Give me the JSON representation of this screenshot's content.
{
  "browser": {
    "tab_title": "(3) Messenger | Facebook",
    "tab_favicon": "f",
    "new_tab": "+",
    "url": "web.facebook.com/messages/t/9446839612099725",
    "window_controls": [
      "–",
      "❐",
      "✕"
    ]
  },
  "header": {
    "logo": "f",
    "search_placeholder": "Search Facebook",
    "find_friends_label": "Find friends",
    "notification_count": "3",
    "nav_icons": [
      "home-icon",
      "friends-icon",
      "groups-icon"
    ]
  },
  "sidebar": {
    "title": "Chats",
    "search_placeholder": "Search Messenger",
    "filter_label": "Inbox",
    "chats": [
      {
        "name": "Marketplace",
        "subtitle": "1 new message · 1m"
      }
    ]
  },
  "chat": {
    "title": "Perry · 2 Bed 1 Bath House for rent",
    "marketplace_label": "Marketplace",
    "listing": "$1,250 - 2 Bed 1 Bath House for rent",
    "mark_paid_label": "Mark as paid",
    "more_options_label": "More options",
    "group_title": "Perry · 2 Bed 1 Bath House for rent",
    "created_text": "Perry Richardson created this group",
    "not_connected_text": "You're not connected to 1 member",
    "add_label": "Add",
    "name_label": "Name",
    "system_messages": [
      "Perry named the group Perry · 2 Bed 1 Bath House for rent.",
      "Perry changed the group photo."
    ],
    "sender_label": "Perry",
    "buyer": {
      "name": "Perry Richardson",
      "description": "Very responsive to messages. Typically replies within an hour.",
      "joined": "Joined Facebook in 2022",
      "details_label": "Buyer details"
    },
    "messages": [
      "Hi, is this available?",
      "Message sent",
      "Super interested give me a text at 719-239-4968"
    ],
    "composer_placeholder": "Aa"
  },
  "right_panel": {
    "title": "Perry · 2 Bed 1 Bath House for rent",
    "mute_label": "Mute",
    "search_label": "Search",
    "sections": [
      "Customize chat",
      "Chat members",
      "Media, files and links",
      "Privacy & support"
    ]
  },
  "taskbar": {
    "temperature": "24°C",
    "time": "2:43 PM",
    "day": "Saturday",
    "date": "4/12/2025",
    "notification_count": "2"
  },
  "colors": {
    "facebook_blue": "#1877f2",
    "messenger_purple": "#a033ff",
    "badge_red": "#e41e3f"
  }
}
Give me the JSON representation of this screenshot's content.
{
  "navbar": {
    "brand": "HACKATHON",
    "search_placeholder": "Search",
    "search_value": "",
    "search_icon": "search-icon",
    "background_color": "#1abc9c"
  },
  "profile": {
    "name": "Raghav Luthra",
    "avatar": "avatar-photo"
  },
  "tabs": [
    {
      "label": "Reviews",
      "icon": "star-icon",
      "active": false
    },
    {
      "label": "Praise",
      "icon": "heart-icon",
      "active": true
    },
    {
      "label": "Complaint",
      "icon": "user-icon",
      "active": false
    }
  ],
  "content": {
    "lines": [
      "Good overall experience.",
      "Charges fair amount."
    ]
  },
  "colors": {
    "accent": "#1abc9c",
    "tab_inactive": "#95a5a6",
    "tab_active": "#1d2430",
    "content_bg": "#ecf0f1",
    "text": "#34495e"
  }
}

......

**Exercise**
From the listing above, copy every line that holds the string "rent".

**Complete answer**
    "title": "Perry · 2 Bed 1 Bath House for rent",
    "listing": "$1,250 - 2 Bed 1 Bath House for rent",
    "group_title": "Perry · 2 Bed 1 Bath House for rent",
      "Perry named the group Perry · 2 Bed 1 Bath House for rent.",
    "title": "Perry · 2 Bed 1 Bath House for rent",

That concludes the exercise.